** start **

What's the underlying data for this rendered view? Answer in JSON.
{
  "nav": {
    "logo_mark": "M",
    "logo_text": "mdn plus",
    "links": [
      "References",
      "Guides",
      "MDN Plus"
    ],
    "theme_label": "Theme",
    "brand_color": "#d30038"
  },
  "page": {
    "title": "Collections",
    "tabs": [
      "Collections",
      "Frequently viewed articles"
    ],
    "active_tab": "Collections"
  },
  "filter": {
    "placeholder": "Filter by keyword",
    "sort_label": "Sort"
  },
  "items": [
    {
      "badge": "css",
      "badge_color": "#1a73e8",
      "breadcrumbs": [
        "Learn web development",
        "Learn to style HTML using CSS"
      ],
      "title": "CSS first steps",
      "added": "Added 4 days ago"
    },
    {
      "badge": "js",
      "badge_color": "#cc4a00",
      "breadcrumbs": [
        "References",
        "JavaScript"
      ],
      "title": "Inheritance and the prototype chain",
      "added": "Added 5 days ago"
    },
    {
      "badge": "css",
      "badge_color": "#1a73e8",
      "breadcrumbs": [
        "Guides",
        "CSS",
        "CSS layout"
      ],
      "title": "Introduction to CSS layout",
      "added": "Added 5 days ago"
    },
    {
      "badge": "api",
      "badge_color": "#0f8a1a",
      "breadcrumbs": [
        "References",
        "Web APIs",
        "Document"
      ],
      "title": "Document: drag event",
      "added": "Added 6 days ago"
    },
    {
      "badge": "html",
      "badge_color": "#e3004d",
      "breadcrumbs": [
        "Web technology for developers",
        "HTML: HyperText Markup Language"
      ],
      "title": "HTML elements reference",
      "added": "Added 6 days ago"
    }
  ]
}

** end **
** start **

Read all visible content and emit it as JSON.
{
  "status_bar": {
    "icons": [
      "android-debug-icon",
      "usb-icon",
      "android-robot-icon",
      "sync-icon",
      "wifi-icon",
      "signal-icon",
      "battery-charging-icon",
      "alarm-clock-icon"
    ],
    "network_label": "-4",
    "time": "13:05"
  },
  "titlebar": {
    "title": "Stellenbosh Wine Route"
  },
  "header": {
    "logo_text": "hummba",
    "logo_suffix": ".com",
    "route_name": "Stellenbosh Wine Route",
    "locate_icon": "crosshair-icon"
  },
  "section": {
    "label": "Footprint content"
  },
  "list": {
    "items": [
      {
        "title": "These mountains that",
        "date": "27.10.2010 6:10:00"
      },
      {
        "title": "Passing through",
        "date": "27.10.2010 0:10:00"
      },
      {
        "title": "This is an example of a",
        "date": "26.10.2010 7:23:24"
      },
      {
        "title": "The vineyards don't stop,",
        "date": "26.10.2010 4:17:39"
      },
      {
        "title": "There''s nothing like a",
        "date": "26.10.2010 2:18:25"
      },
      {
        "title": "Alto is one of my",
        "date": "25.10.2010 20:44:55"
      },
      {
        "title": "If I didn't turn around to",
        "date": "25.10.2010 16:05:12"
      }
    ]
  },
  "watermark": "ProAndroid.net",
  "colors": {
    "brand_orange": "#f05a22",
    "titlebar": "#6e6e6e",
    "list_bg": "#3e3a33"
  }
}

** end **

### What is expected:
Search the entries for the word "Stellenbosh" and gather every line where it appears.

### Exercise solution:
    "title": "Stellenbosh Wine Route"
    "route_name": "Stellenbosh Wine Route",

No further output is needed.